In their motions to dismiss, the Defendants MHSSA and Menorah contend, in essence, that they lack any ties to Tennessee and Plaintiff's' claims arose in Texas and Kansas. Plaintiff's contend that the MHSSA and Menorah are subject to specific or general jurisdiction in Tennessee based upon their ties to HCA that provided MHSSA's and Menorah's computer based employee compensation systems. (Docket Entry Nos. 56 and 57). Alternatively, Plaintiff's seek a transfer of their claims to a proper forum, if the Court determines that jurisdiction over the Methodist Defendants and Menorah cannot be asserted in this district. Id.

Of these motions, the Court addresses first the Defendants MHSSA's and Menorah's motions to dismiss that challenge the Court's jurisdiction over them. Resolution of these motions directly impact consideration of the Plaintiff's motion for certification as a collective action under the FLSA and as class actions under Kansas and Texas laws.

Data records:

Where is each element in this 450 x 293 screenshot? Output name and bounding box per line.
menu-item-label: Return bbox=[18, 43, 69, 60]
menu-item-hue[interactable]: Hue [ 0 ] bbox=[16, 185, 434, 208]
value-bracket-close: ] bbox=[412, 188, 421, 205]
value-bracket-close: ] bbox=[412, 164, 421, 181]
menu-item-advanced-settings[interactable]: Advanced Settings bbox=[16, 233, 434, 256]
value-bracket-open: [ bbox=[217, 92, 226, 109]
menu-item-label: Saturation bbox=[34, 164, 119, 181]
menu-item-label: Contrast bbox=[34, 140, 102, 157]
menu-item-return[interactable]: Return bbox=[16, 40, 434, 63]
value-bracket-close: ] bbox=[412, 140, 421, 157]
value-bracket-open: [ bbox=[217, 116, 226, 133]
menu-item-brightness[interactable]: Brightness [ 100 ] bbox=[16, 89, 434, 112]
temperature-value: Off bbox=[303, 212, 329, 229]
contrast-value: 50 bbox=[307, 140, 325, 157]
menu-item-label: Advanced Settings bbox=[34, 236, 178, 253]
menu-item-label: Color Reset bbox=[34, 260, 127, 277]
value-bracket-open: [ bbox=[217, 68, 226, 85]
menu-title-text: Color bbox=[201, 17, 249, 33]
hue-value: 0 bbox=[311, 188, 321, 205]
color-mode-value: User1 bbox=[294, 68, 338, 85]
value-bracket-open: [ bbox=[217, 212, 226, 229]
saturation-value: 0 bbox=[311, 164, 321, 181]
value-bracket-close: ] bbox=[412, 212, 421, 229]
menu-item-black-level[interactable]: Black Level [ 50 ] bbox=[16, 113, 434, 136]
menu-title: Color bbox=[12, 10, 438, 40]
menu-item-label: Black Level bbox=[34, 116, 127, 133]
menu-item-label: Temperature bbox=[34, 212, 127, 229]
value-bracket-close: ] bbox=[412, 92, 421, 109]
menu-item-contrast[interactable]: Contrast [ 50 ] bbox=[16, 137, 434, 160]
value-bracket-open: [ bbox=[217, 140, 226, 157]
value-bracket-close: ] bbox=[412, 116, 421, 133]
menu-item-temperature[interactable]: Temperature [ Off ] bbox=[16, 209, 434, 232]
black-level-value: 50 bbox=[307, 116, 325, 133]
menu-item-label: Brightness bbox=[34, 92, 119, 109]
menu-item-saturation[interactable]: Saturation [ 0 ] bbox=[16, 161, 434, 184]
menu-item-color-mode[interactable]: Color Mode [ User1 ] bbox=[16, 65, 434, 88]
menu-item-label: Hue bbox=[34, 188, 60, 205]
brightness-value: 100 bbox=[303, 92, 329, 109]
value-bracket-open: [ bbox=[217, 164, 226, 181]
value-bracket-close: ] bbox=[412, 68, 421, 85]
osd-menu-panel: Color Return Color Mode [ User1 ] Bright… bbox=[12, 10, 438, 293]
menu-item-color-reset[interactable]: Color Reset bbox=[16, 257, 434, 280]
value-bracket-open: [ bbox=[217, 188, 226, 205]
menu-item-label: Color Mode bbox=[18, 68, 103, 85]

WORK REQUEST 1:
Return the passage of the court text from "Of these motions, the" up to and including "and Texas laws.".
WORK REQUEST 2:
According to the court text, what do Defendants MHSSA and Menorah argue in their motions to dismiss?
WORK REQUEST 3:
Please continue the court text, starting after its last sentence.
The records have no connection to the court text.

ANSWER AREA 1:
Of these motions, the Court addresses first the Defendants MHSSA's and Menorah's motions to dismiss that challenge the Court's jurisdiction over them. Resolution of these motions directly impact consideration of the Plaintiff's motion for certification as a collective action under the FLSA and as class actions under Kansas and Texas laws.

ANSWER AREA 2:
They argue that they lack any ties to Tennessee and that the plaintiffs' claims arose in Texas and Kansas.

ANSWER AREA 3:
A. Analysis of the Motions to Dismiss

1. Plaintiffs' Complaint

According to their complaint, Plaintiff Christina Gonzalez, a Texas citizen, was previously employed in the cardiac unit at MHSSA's Northeast facility in Texas from April 2008 to October 2009. (Docket Entry No. 1 at ¶ 12). Plaintiff Sean Smith, a Missouri citizen, has been employed since approximately February 2007 as a CT Technician at Menorah's hospital in Kansas. Id. at ¶13. While working, Plaintiffs and their proposed class members allegedly were regularly required to perform compensable work during unpaid meal breaks, Id. at ¶¶ 12-13.

Plaintiffs' specific allegations are that "the wage and hour and all related employee compensation policies of Defendants are and were centrally and collectively dictated, controlled, and ratified" and were specifically "drafted, conceived, reviewed and/or disseminated" from Tennessee by HCA. Id. at ¶ 32. Plaintiffs allege that HCA-affiliated hospitals have experienced '"significant operating issue[s]"' because of a dearth of nurse and medical support personnel. Id. at ¶ 40 (quoting HCA's 10-K report). Because of these operating issues, Plaintiffs contend that Defendants were aware that Plaintiffs and class members worked through unpaid meal breaks to address hospital and patient needs. Id., at ¶ 41.

HCA files an annual 10-K report with the United States Securities and Exchange Commission ("SEC") that consolidates its financial activities, including its operating subsidiaries. Id. at ¶ 29.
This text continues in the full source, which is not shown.